**WHAT THIS TASK INVOLVES**
Transcribe each record exactly. Include every one.

**ROWS**
— Begin —

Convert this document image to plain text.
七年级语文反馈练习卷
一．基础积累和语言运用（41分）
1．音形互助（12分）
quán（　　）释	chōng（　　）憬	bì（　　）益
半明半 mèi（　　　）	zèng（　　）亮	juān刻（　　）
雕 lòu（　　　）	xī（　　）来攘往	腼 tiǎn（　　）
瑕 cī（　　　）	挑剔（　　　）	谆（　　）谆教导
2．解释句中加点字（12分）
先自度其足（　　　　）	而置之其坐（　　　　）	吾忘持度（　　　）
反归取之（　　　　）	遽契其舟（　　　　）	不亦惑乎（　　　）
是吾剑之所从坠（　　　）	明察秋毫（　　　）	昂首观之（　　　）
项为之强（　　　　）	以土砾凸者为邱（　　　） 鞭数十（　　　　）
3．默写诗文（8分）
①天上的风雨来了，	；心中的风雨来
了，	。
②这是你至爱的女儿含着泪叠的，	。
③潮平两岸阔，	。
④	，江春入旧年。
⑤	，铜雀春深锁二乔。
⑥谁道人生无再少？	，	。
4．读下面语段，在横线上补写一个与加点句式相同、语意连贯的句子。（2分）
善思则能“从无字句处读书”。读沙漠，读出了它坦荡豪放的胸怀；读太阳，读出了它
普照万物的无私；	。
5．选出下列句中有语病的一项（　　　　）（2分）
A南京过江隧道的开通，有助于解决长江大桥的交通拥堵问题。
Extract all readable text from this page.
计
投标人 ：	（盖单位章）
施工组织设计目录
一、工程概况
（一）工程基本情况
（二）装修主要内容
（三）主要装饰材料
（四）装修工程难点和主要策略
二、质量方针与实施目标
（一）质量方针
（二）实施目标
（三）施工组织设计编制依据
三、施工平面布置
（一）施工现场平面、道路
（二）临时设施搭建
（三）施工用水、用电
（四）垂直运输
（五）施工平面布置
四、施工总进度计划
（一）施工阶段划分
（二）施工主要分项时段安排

— End —

**EXERCISE SOLUTION**
Convert this document image to plain text.
七年级语文反馈练习卷
一．基础积累和语言运用（41分）
1．音形互助（12分）
quán（　　）释	chōng（　　）憬	bì（　　）益
半明半 mèi（　　　）	zèng（　　）亮	juān刻（　　）
雕 lòu（　　　）	xī（　　）来攘往	腼 tiǎn（　　）
瑕 cī（　　　）	挑剔（　　　）	谆（　　）谆教导
2．解释句中加点字（12分）
先自度其足（　　　　）	而置之其坐（　　　　）	吾忘持度（　　　）
反归取之（　　　　）	遽契其舟（　　　　）	不亦惑乎（　　　）
是吾剑之所从坠（　　　）	明察秋毫（　　　）	昂首观之（　　　）
项为之强（　　　　）	以土砾凸者为邱（　　　） 鞭数十（　　　　）
3．默写诗文（8分）
①天上的风雨来了，	；心中的风雨来
了，	。
②这是你至爱的女儿含着泪叠的，	。
③潮平两岸阔，	。
④	，江春入旧年。
⑤	，铜雀春深锁二乔。
⑥谁道人生无再少？	，	。
4．读下面语段，在横线上补写一个与加点句式相同、语意连贯的句子。（2分）
善思则能“从无字句处读书”。读沙漠，读出了它坦荡豪放的胸怀；读太阳，读出了它
普照万物的无私；	。
5．选出下列句中有语病的一项（　　　　）（2分）
A南京过江隧道的开通，有助于解决长江大桥的交通拥堵问题。
Extract all readable text from this page.
计
投标人 ：	（盖单位章）
施工组织设计目录
一、工程概况
（一）工程基本情况
（二）装修主要内容
（三）主要装饰材料
（四）装修工程难点和主要策略
二、质量方针与实施目标
（一）质量方针
（二）实施目标
（三）施工组织设计编制依据
三、施工平面布置
（一）施工现场平面、道路
（二）临时设施搭建
（三）施工用水、用电
（四）垂直运输
（五）施工平面布置
四、施工总进度计划
（一）施工阶段划分
（二）施工主要分项时段安排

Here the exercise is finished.